### Goal of the exercise
Render the material again word for word, skipping the pictures in it.

Entries from a visual dataset
(begin)

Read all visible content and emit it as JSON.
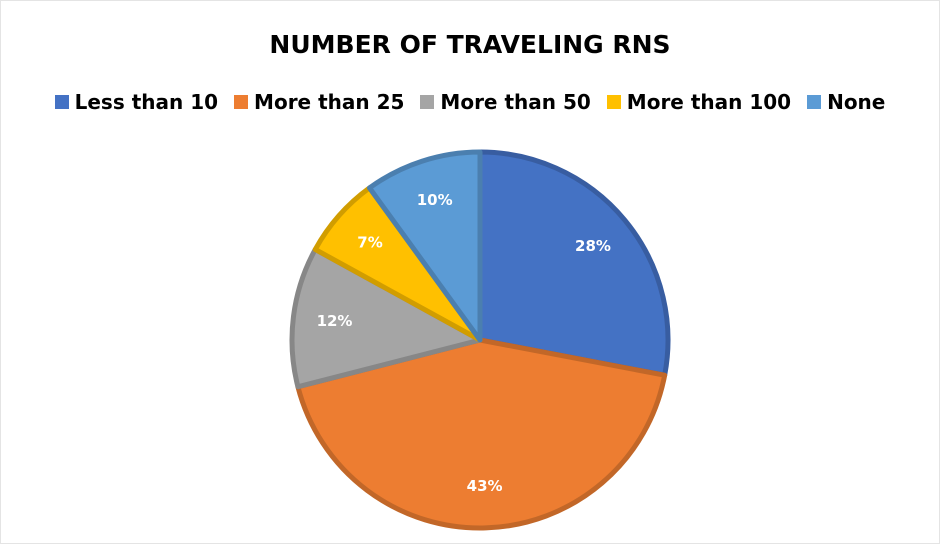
{
  "chart_data": {
    "type": "pie",
    "title": "NUMBER OF TRAVELING RNS",
    "categories": [
      "Less than 10",
      "More than 25",
      "More than 50",
      "More than 100",
      "None"
    ],
    "values": [
      28,
      43,
      12,
      7,
      10
    ],
    "value_labels": [
      "28%",
      "43%",
      "12%",
      "7%",
      "10%"
    ],
    "colors": [
      "#4472c4",
      "#ed7d31",
      "#a5a5a5",
      "#ffc000",
      "#5b9bd5"
    ],
    "legend": "top"
  }
}
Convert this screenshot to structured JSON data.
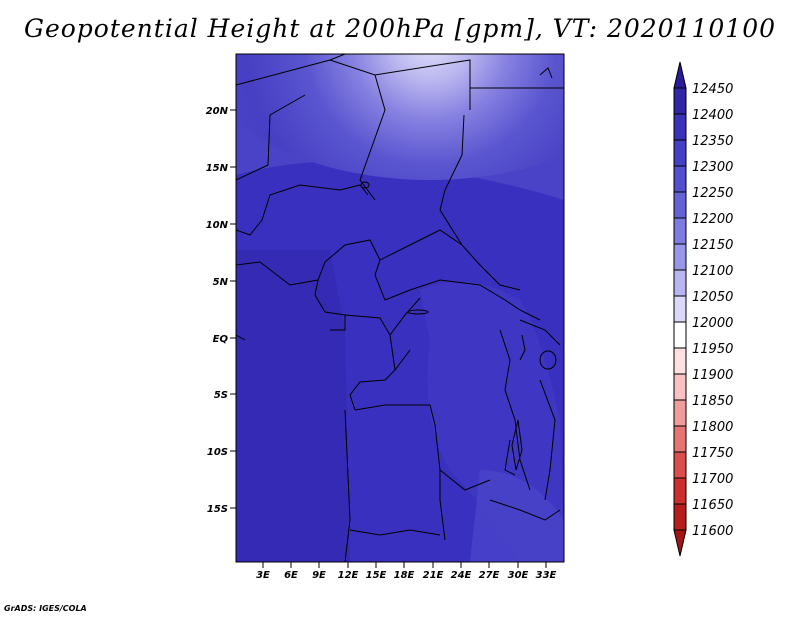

(end)

### Answer below
Read all visible content and emit it as JSON.
{
  "chart_data": {
    "type": "pie",
    "title": "NUMBER OF TRAVELING RNS",
    "categories": [
      "Less than 10",
      "More than 25",
      "More than 50",
      "More than 100",
      "None"
    ],
    "values": [
      28,
      43,
      12,
      7,
      10
    ],
    "value_labels": [
      "28%",
      "43%",
      "12%",
      "7%",
      "10%"
    ],
    "colors": [
      "#4472c4",
      "#ed7d31",
      "#a5a5a5",
      "#ffc000",
      "#5b9bd5"
    ],
    "legend": "top"
  }
}
Convert this screenshot to structured JSON data.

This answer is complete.